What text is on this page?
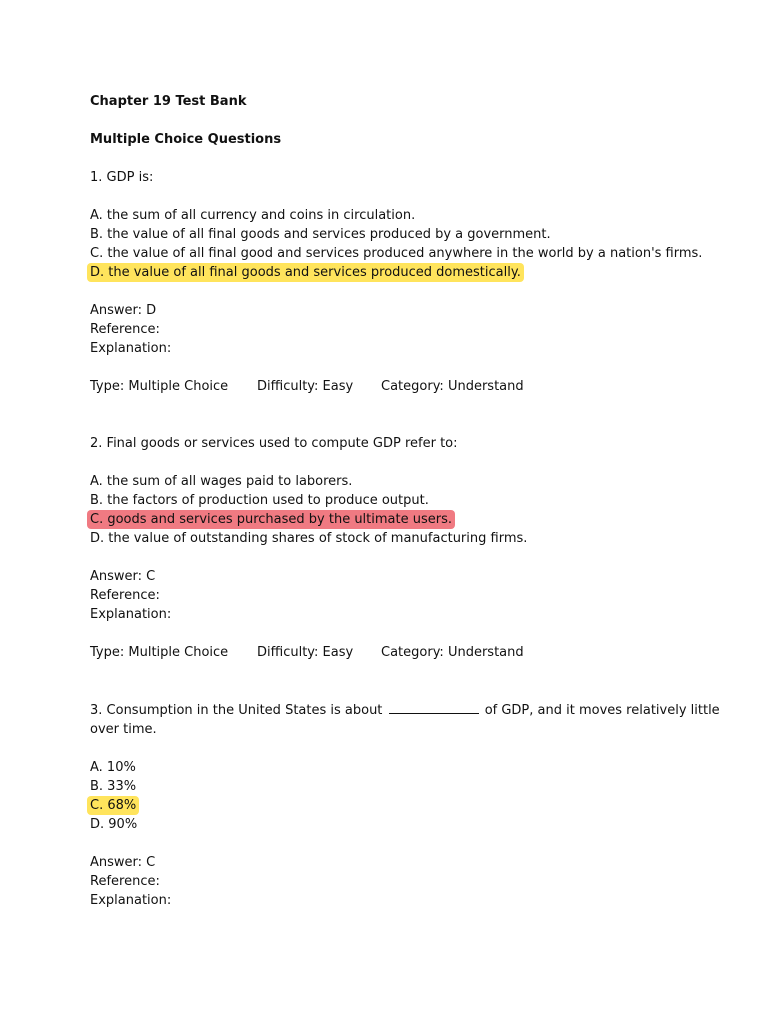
Chapter 19 Test Bank
Multiple Choice Questions
1. GDP is:
A. the sum of all currency and coins in circulation.
B. the value of all final goods and services produced by a government.
C. the value of all final good and services produced anywhere in the world by a nation's firms.
D. the value of all final goods and services produced domestically.
Answer: D
Reference:
Explanation:
Type: Multiple Choice	Difficulty: Easy	Category: Understand
2. Final goods or services used to compute GDP refer to:
A. the sum of all wages paid to laborers.
B. the factors of production used to produce output.
C. goods and services purchased by the ultimate users.
D. the value of outstanding shares of stock of manufacturing firms.
Answer: C
Reference:
Explanation:
Type: Multiple Choice	Difficulty: Easy	Category: Understand
3. Consumption in the United States is about	of GDP, and it moves relatively little over time.
A. 10%
B. 33%
C. 68%
D. 90%
Answer: C
Reference:
Explanation:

- - - - - - -

▸ Exercise description:
Each entry above should be reproduced exactly, with the pictures removed.

▸ Reply to the exercise:
What text is on this page?
Chapter 19 Test Bank
Multiple Choice Questions
1. GDP is:
A. the sum of all currency and coins in circulation.
B. the value of all final goods and services produced by a government.
C. the value of all final good and services produced anywhere in the world by a nation's firms.
D. the value of all final goods and services produced domestically.
Answer: D
Reference:
Explanation:
Type: Multiple Choice	Difficulty: Easy	Category: Understand
2. Final goods or services used to compute GDP refer to:
A. the sum of all wages paid to laborers.
B. the factors of production used to produce output.
C. goods and services purchased by the ultimate users.
D. the value of outstanding shares of stock of manufacturing firms.
Answer: C
Reference:
Explanation:
Type: Multiple Choice	Difficulty: Easy	Category: Understand
3. Consumption in the United States is about	of GDP, and it moves relatively little over time.
A. 10%
B. 33%
C. 68%
D. 90%
Answer: C
Reference:
Explanation:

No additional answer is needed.